(Items from a dataset)
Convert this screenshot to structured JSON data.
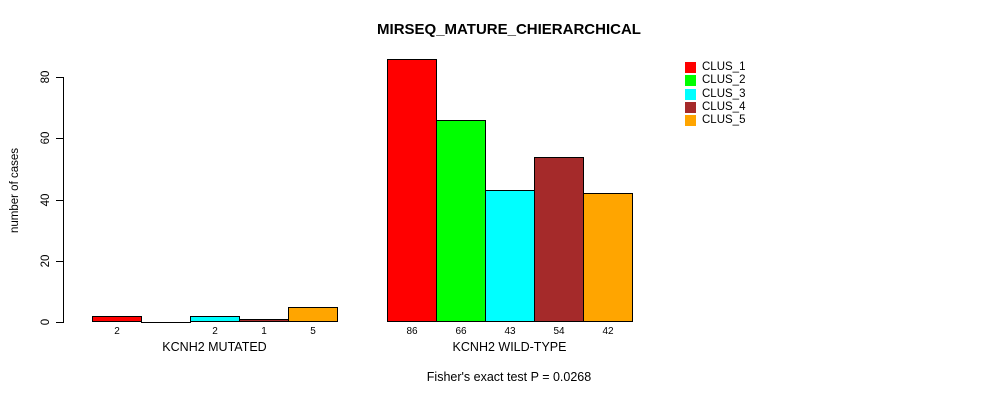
{
  "chart_data": {
    "type": "bar",
    "title": "MIRSEQ_MATURE_CHIERARCHICAL",
    "ylabel": "number of cases",
    "xlabel": "",
    "ylim": [
      0,
      86
    ],
    "yticks": [
      0,
      20,
      40,
      60,
      80
    ],
    "grid": false,
    "legend_position": "top-right",
    "categories": [
      "KCNH2 MUTATED",
      "KCNH2 WILD-TYPE"
    ],
    "series": [
      {
        "name": "CLUS_1",
        "color": "#FF0000",
        "values": [
          2,
          86
        ]
      },
      {
        "name": "CLUS_2",
        "color": "#00FF00",
        "values": [
          0,
          66
        ]
      },
      {
        "name": "CLUS_3",
        "color": "#00FFFF",
        "values": [
          2,
          43
        ]
      },
      {
        "name": "CLUS_4",
        "color": "#A52A2A",
        "values": [
          1,
          54
        ]
      },
      {
        "name": "CLUS_5",
        "color": "#FFA500",
        "values": [
          5,
          42
        ]
      }
    ],
    "bar_value_labels": [
      [
        "2",
        "",
        "2",
        "1",
        "5"
      ],
      [
        "86",
        "66",
        "43",
        "54",
        "42"
      ]
    ],
    "annotation": "Fisher's exact test P = 0.0268"
  }
}
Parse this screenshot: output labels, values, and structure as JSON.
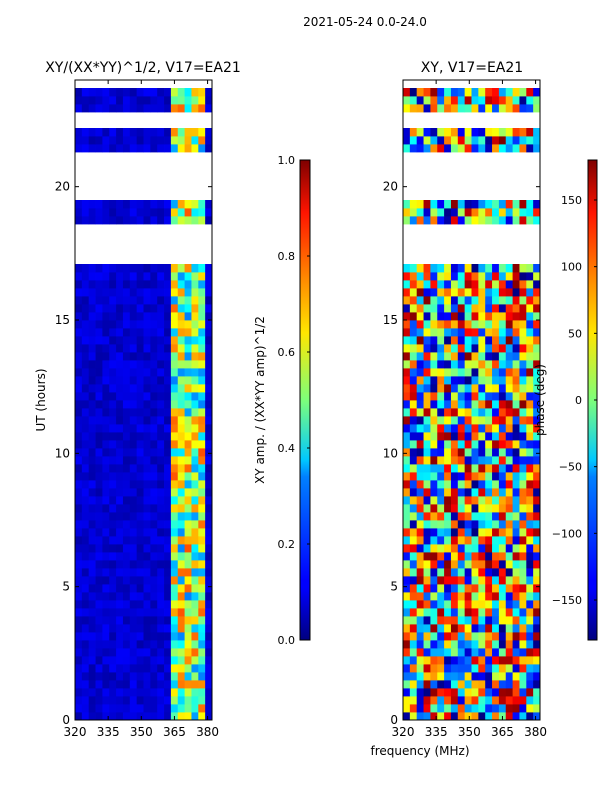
{
  "figure": {
    "suptitle": "2021-05-24 0.0-24.0"
  },
  "chart_data": [
    {
      "type": "heatmap",
      "title": "XY/(XX*YY)^1/2, V17=EA21",
      "xlabel": "",
      "ylabel": "UT (hours)",
      "x_ticks": [
        320,
        335,
        350,
        365,
        380
      ],
      "x_tick_labels": [
        "320",
        "335",
        "350",
        "365",
        "380"
      ],
      "y_ticks": [
        0,
        5,
        10,
        15,
        20
      ],
      "y_tick_labels": [
        "0",
        "5",
        "10",
        "15",
        "20"
      ],
      "xlim": [
        320,
        382
      ],
      "ylim": [
        0,
        24
      ],
      "blank_ut_gaps": [
        [
          17.0,
          18.7
        ],
        [
          19.45,
          21.3
        ],
        [
          22.25,
          22.85
        ],
        [
          23.6,
          24.0
        ]
      ],
      "colorbar": {
        "label": "XY amp. / (XX*YY amp)^1/2",
        "min": 0.0,
        "max": 1.0,
        "ticks": [
          0.0,
          0.2,
          0.4,
          0.6,
          0.8,
          1.0
        ],
        "tick_labels": [
          "0.0",
          "0.2",
          "0.4",
          "0.6",
          "0.8",
          "1.0"
        ],
        "colormap": "jet"
      }
    },
    {
      "type": "heatmap",
      "title": "XY, V17=EA21",
      "xlabel": "frequency (MHz)",
      "ylabel": "",
      "x_ticks": [
        320,
        335,
        350,
        365,
        380
      ],
      "x_tick_labels": [
        "320",
        "335",
        "350",
        "365",
        "380"
      ],
      "y_ticks": [
        0,
        5,
        10,
        15,
        20
      ],
      "y_tick_labels": [
        "0",
        "5",
        "10",
        "15",
        "20"
      ],
      "xlim": [
        320,
        382
      ],
      "ylim": [
        0,
        24
      ],
      "blank_ut_gaps": [
        [
          17.0,
          18.7
        ],
        [
          19.45,
          21.3
        ],
        [
          22.25,
          22.85
        ],
        [
          23.6,
          24.0
        ]
      ],
      "colorbar": {
        "label": "phase (deg)",
        "min": -180,
        "max": 180,
        "ticks": [
          -150,
          -100,
          -50,
          0,
          50,
          100,
          150
        ],
        "tick_labels": [
          "−150",
          "−100",
          "−50",
          "0",
          "50",
          "100",
          "150"
        ],
        "colormap": "jet"
      }
    }
  ]
}
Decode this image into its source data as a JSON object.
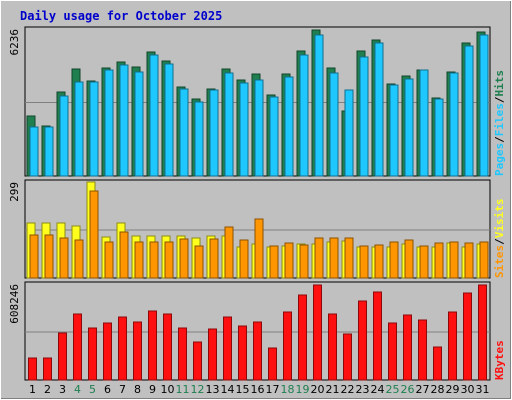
{
  "chart_data": {
    "type": "bar",
    "title": "Daily usage for October 2025",
    "days": [
      "1",
      "2",
      "3",
      "4",
      "5",
      "6",
      "7",
      "8",
      "9",
      "10",
      "11",
      "12",
      "13",
      "14",
      "15",
      "16",
      "17",
      "18",
      "19",
      "20",
      "21",
      "22",
      "23",
      "24",
      "25",
      "26",
      "27",
      "28",
      "29",
      "30",
      "31"
    ],
    "weekend_days": [
      "4",
      "5",
      "11",
      "12",
      "18",
      "19",
      "25",
      "26"
    ],
    "colors": {
      "pages": "#1c8054",
      "files": "#1ec8ff",
      "hits": "#1f7f4f",
      "visits": "#ffff1e",
      "sites": "#ff9500",
      "kbytes": "#ff1010",
      "title": "#0000cc",
      "weekday_label": "#000000",
      "weekend_label": "#1f7f4f",
      "plot_bg": "#c0c0c0",
      "frame_bg": "#c0c0c0"
    },
    "panels": [
      {
        "name": "hits_files",
        "max_label": "6236",
        "ymax": 6236,
        "right_label": [
          {
            "text": "Hits",
            "color": "#1f7f4f"
          },
          {
            "text": "/",
            "color": "#000000"
          },
          {
            "text": "Files",
            "color": "#1ec8ff"
          },
          {
            "text": "/",
            "color": "#000000"
          },
          {
            "text": "Pages",
            "color": "#1ec8ff"
          }
        ],
        "series": [
          {
            "name": "Hits",
            "values": [
              2560,
              2140,
              3560,
              4520,
              4040,
              4580,
              4850,
              4620,
              5270,
              4890,
              3770,
              3250,
              3700,
              4520,
              4090,
              4330,
              3430,
              4330,
              5290,
              6190,
              4580,
              2740,
              5290,
              5750,
              3890,
              4250,
              4510,
              3330,
              4410,
              5640,
              6100
            ]
          },
          {
            "name": "Files",
            "values": [
              2060,
              2060,
              3400,
              4000,
              3970,
              4490,
              4690,
              4430,
              5150,
              4760,
              3670,
              3130,
              3660,
              4390,
              3940,
              4070,
              3350,
              4220,
              5130,
              6000,
              4390,
              3660,
              5060,
              5640,
              3840,
              4100,
              4510,
              3250,
              4350,
              5530,
              5990
            ]
          }
        ]
      },
      {
        "name": "visits_sites",
        "max_label": "299",
        "ymax": 299,
        "right_label": [
          {
            "text": "Visits",
            "color": "#ffff1e"
          },
          {
            "text": "/",
            "color": "#000000"
          },
          {
            "text": "Sites",
            "color": "#ff9500"
          }
        ],
        "series": [
          {
            "name": "Visits",
            "values": [
              172,
              172,
              172,
              163,
              299,
              129,
              172,
              132,
              132,
              132,
              132,
              124,
              132,
              132,
              96,
              106,
              96,
              99,
              106,
              106,
              112,
              115,
              96,
              96,
              96,
              106,
              96,
              96,
              109,
              96,
              106
            ]
          },
          {
            "name": "Sites",
            "values": [
              135,
              135,
              125,
              118,
              270,
              112,
              142,
              112,
              112,
              112,
              122,
              99,
              122,
              159,
              118,
              185,
              99,
              109,
              102,
              125,
              125,
              125,
              99,
              102,
              112,
              118,
              99,
              109,
              112,
              109,
              112
            ]
          }
        ]
      },
      {
        "name": "kbytes",
        "max_label": "608246",
        "ymax": 608246,
        "right_label": [
          {
            "text": "KBytes",
            "color": "#ff1010"
          }
        ],
        "series": [
          {
            "name": "KBytes",
            "values": [
              140000,
              140000,
              300000,
              420000,
              330000,
              360000,
              400000,
              370000,
              440000,
              420000,
              330000,
              240000,
              320000,
              400000,
              340000,
              370000,
              200000,
              430000,
              540000,
              600000,
              420000,
              290000,
              500000,
              560000,
              360000,
              410000,
              380000,
              210000,
              430000,
              550000,
              600000
            ]
          }
        ]
      }
    ]
  }
}
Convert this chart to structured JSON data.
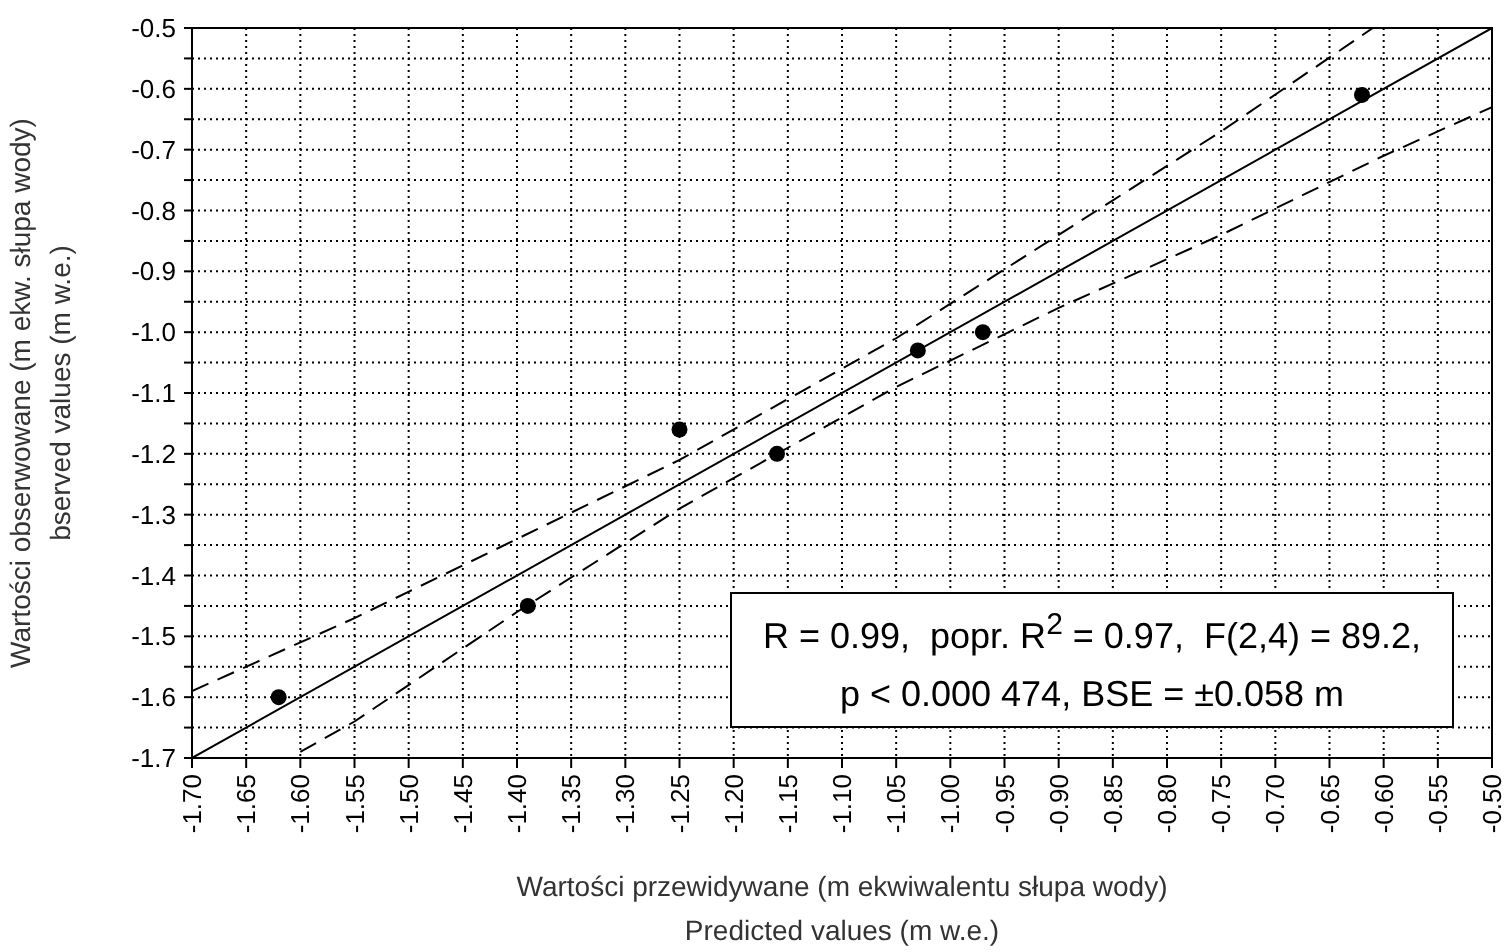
{
  "chart_data": {
    "type": "scatter",
    "xlabel": "Wartości przewidywane (m ekwiwalentu słupa wody)\nPredicted values (m w.e.)",
    "ylabel": "Wartości obserwowane (m ekw. słupa wody)\nbserved values (m w.e.)",
    "xlim": [
      -1.7,
      -0.5
    ],
    "ylim": [
      -1.7,
      -0.5
    ],
    "xticks": [
      {
        "value": -1.7,
        "label": "-1.70"
      },
      {
        "value": -1.65,
        "label": "-1.65"
      },
      {
        "value": -1.6,
        "label": "-1.60"
      },
      {
        "value": -1.55,
        "label": "-1.55"
      },
      {
        "value": -1.5,
        "label": "-1.50"
      },
      {
        "value": -1.45,
        "label": "-1.45"
      },
      {
        "value": -1.4,
        "label": "-1.40"
      },
      {
        "value": -1.35,
        "label": "-1.35"
      },
      {
        "value": -1.3,
        "label": "-1.30"
      },
      {
        "value": -1.25,
        "label": "-1.25"
      },
      {
        "value": -1.2,
        "label": "-1.20"
      },
      {
        "value": -1.15,
        "label": "-1.15"
      },
      {
        "value": -1.1,
        "label": "-1.10"
      },
      {
        "value": -1.05,
        "label": "-1.05"
      },
      {
        "value": -1,
        "label": "-1.00"
      },
      {
        "value": -0.95,
        "label": "-0.95"
      },
      {
        "value": -0.9,
        "label": "-0.90"
      },
      {
        "value": -0.85,
        "label": "-0.85"
      },
      {
        "value": -0.8,
        "label": "-0.80"
      },
      {
        "value": -0.75,
        "label": "-0.75"
      },
      {
        "value": -0.7,
        "label": "-0.70"
      },
      {
        "value": -0.65,
        "label": "-0.65"
      },
      {
        "value": -0.6,
        "label": "-0.60"
      },
      {
        "value": -0.55,
        "label": "-0.55"
      },
      {
        "value": -0.5,
        "label": "-0.50"
      }
    ],
    "yticks": [
      -1.7,
      {
        "value": -1.65,
        "label": null
      },
      -1.6,
      {
        "value": -1.55,
        "label": null
      },
      -1.5,
      {
        "value": -1.45,
        "label": null
      },
      -1.4,
      {
        "value": -1.35,
        "label": null
      },
      -1.3,
      {
        "value": -1.25,
        "label": null
      },
      -1.2,
      {
        "value": -1.15,
        "label": null
      },
      -1.1,
      {
        "value": -1.05,
        "label": null
      },
      {
        "value": -1,
        "label": "-1.0"
      },
      {
        "value": -0.95,
        "label": null
      },
      -0.9,
      {
        "value": -0.85,
        "label": null
      },
      -0.8,
      {
        "value": -0.75,
        "label": null
      },
      -0.7,
      {
        "value": -0.65,
        "label": null
      },
      -0.6,
      {
        "value": -0.55,
        "label": null
      },
      -0.5
    ],
    "grid": true,
    "series": [
      {
        "color": "#000000",
        "marker": "circle",
        "x": [
          -1.62,
          -1.39,
          -1.25,
          -1.16,
          -1.03,
          -0.97,
          -0.62
        ],
        "values": [
          -1.6,
          -1.45,
          -1.16,
          -1.2,
          -1.03,
          -1.0,
          -0.61
        ]
      },
      {
        "type": "line",
        "color": "#000000",
        "line_style": "solid",
        "x": [
          -1.7,
          -0.5
        ],
        "values": [
          -1.7,
          -0.5
        ]
      },
      {
        "type": "line",
        "color": "#000000",
        "line_style": "dashed",
        "x": [
          -1.7,
          -1.55,
          -1.4,
          -1.25,
          -1.15,
          -1.05,
          -0.9,
          -0.75,
          -0.61
        ],
        "values": [
          -1.59,
          -1.47,
          -1.34,
          -1.21,
          -1.11,
          -1.01,
          -0.84,
          -0.67,
          -0.5
        ]
      },
      {
        "type": "line",
        "color": "#000000",
        "line_style": "dashed",
        "x": [
          -1.6,
          -1.55,
          -1.4,
          -1.25,
          -1.15,
          -1.05,
          -0.9,
          -0.75,
          -0.6,
          -0.5
        ],
        "values": [
          -1.69,
          -1.64,
          -1.46,
          -1.29,
          -1.19,
          -1.09,
          -0.96,
          -0.84,
          -0.71,
          -0.63
        ]
      }
    ],
    "annotations": [
      "R = 0.99,  popr. R$^{2}$ = 0.97,  F(2,4) = 89.2,",
      "p < 0.000 474, BSE = ±0.058 m"
    ]
  }
}
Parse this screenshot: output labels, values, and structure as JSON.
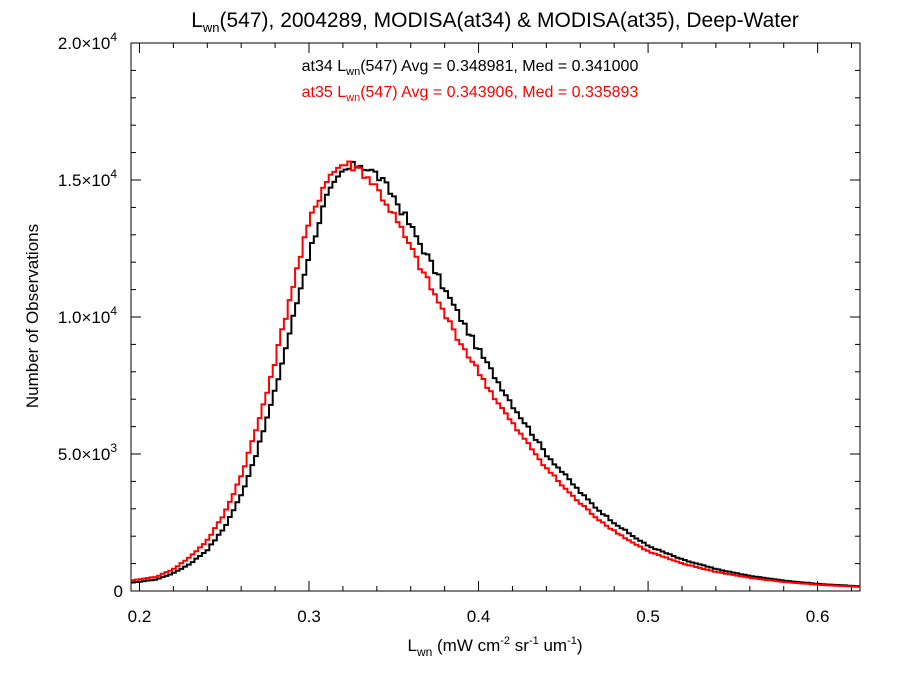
{
  "chart_data": {
    "type": "line",
    "title": {
      "parts": [
        {
          "text": "L",
          "sub": "wn",
          "rest": "(547), 2004289, MODISA(at34) & MODISA(at35), Deep-Water"
        }
      ],
      "full": "Lwn(547), 2004289, MODISA(at34) & MODISA(at35), Deep-Water"
    },
    "xlabel": {
      "base": "L",
      "sub": "wn",
      "units_prefix": " (mW cm",
      "sup1": "-2",
      "mid": " sr",
      "sup2": "-1",
      "mid2": " um",
      "sup3": "-1",
      "end": ")",
      "full": "Lwn (mW cm-2 sr-1 um-1)"
    },
    "ylabel": "Number of Observations",
    "xlim": [
      0.195,
      0.625
    ],
    "ylim": [
      0,
      20000
    ],
    "x_ticks": [
      {
        "value": 0.2,
        "label": "0.2"
      },
      {
        "value": 0.3,
        "label": "0.3"
      },
      {
        "value": 0.4,
        "label": "0.4"
      },
      {
        "value": 0.5,
        "label": "0.5"
      },
      {
        "value": 0.6,
        "label": "0.6"
      }
    ],
    "y_ticks": [
      {
        "value": 0,
        "mant": "0",
        "exp": ""
      },
      {
        "value": 5000,
        "mant": "5.0×10",
        "exp": "3"
      },
      {
        "value": 10000,
        "mant": "1.0×10",
        "exp": "4"
      },
      {
        "value": 15000,
        "mant": "1.5×10",
        "exp": "4"
      },
      {
        "value": 20000,
        "mant": "2.0×10",
        "exp": "4"
      }
    ],
    "annotations": [
      {
        "series": "at34",
        "color": "#000000",
        "pre": "at34 L",
        "sub": "wn",
        "post": "(547) Avg = 0.348981, Med = 0.341000"
      },
      {
        "series": "at35",
        "color": "#ff0000",
        "pre": "at35 L",
        "sub": "wn",
        "post": "(547) Avg = 0.343906, Med = 0.335893"
      }
    ],
    "grid": false,
    "step": true,
    "series": [
      {
        "name": "at34",
        "color": "#000000",
        "points": [
          [
            0.195,
            300
          ],
          [
            0.21,
            420
          ],
          [
            0.22,
            650
          ],
          [
            0.23,
            1000
          ],
          [
            0.24,
            1500
          ],
          [
            0.25,
            2300
          ],
          [
            0.26,
            3500
          ],
          [
            0.27,
            5200
          ],
          [
            0.28,
            7300
          ],
          [
            0.29,
            9800
          ],
          [
            0.3,
            12300
          ],
          [
            0.31,
            14300
          ],
          [
            0.32,
            15300
          ],
          [
            0.33,
            15600
          ],
          [
            0.34,
            15200
          ],
          [
            0.35,
            14400
          ],
          [
            0.36,
            13300
          ],
          [
            0.37,
            12200
          ],
          [
            0.38,
            11000
          ],
          [
            0.39,
            9900
          ],
          [
            0.4,
            8800
          ],
          [
            0.41,
            7800
          ],
          [
            0.42,
            6800
          ],
          [
            0.43,
            5900
          ],
          [
            0.44,
            5000
          ],
          [
            0.45,
            4300
          ],
          [
            0.46,
            3600
          ],
          [
            0.47,
            3000
          ],
          [
            0.48,
            2500
          ],
          [
            0.49,
            2050
          ],
          [
            0.5,
            1650
          ],
          [
            0.52,
            1150
          ],
          [
            0.54,
            800
          ],
          [
            0.56,
            550
          ],
          [
            0.58,
            380
          ],
          [
            0.6,
            260
          ],
          [
            0.625,
            170
          ]
        ]
      },
      {
        "name": "at35",
        "color": "#ff0000",
        "points": [
          [
            0.195,
            380
          ],
          [
            0.21,
            520
          ],
          [
            0.22,
            800
          ],
          [
            0.23,
            1250
          ],
          [
            0.24,
            1850
          ],
          [
            0.25,
            2800
          ],
          [
            0.26,
            4200
          ],
          [
            0.27,
            6100
          ],
          [
            0.28,
            8400
          ],
          [
            0.29,
            11000
          ],
          [
            0.3,
            13400
          ],
          [
            0.31,
            15000
          ],
          [
            0.32,
            15600
          ],
          [
            0.33,
            15400
          ],
          [
            0.34,
            14700
          ],
          [
            0.35,
            13700
          ],
          [
            0.36,
            12500
          ],
          [
            0.37,
            11300
          ],
          [
            0.38,
            10100
          ],
          [
            0.39,
            9000
          ],
          [
            0.4,
            8000
          ],
          [
            0.41,
            7000
          ],
          [
            0.42,
            6100
          ],
          [
            0.43,
            5300
          ],
          [
            0.44,
            4500
          ],
          [
            0.45,
            3800
          ],
          [
            0.46,
            3200
          ],
          [
            0.47,
            2650
          ],
          [
            0.48,
            2200
          ],
          [
            0.49,
            1800
          ],
          [
            0.5,
            1450
          ],
          [
            0.52,
            1000
          ],
          [
            0.54,
            700
          ],
          [
            0.56,
            480
          ],
          [
            0.58,
            330
          ],
          [
            0.6,
            230
          ],
          [
            0.625,
            150
          ]
        ]
      }
    ]
  }
}
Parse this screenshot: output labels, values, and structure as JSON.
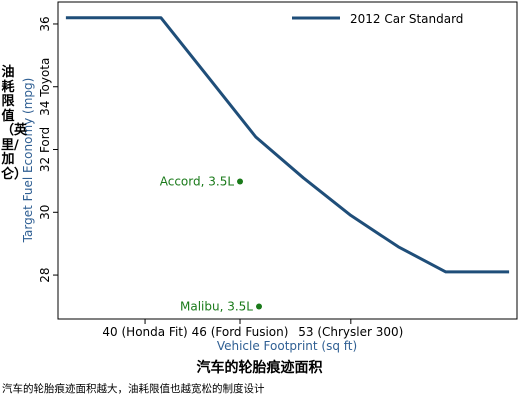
{
  "chart_data": {
    "type": "line",
    "title": "汽车的轮胎痕迹面积",
    "caption": "汽车的轮胎痕迹面积越大，油耗限值也越宽松的制度设计",
    "xlabel": "Vehicle Footprint (sq ft)",
    "ylabel": "Target Fuel Economy (mpg)",
    "ylabel_cn": "油耗限值（英里/加仑）",
    "xlim": [
      34.5,
      63.5
    ],
    "ylim": [
      26.6,
      36.7
    ],
    "x_ticks": [
      {
        "value": 40,
        "label": "40 (Honda Fit)"
      },
      {
        "value": 46,
        "label": "46 (Ford Fusion)"
      },
      {
        "value": 53,
        "label": "53 (Chrysler 300)"
      }
    ],
    "y_ticks": [
      {
        "value": 28,
        "label": "28"
      },
      {
        "value": 30,
        "label": "30"
      },
      {
        "value": 32,
        "label": "32 Ford"
      },
      {
        "value": 34,
        "label": "34 Toyota"
      },
      {
        "value": 36,
        "label": "36"
      }
    ],
    "series": [
      {
        "name": "2012 Car Standard",
        "color": "#1f4e79",
        "x": [
          35,
          41,
          44,
          47,
          50,
          53,
          56,
          59,
          63
        ],
        "y": [
          36.2,
          36.2,
          34.3,
          32.4,
          31.1,
          29.9,
          28.9,
          28.1,
          28.1
        ]
      }
    ],
    "points": [
      {
        "label": "Accord, 3.5L",
        "x": 46,
        "y": 30.98,
        "color": "#1a7a1a"
      },
      {
        "label": "Malibu, 3.5L",
        "x": 47.2,
        "y": 27.0,
        "color": "#1a7a1a"
      }
    ],
    "grid": false,
    "legend": {
      "placement": "top-right"
    }
  }
}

[EXERCISE GOAL]: Pick out the lines containing the string "structured".

[CORRECT RESPONSE]:
Convert this screenshot to structured JSON data.
Convert this chart to structured JSON data.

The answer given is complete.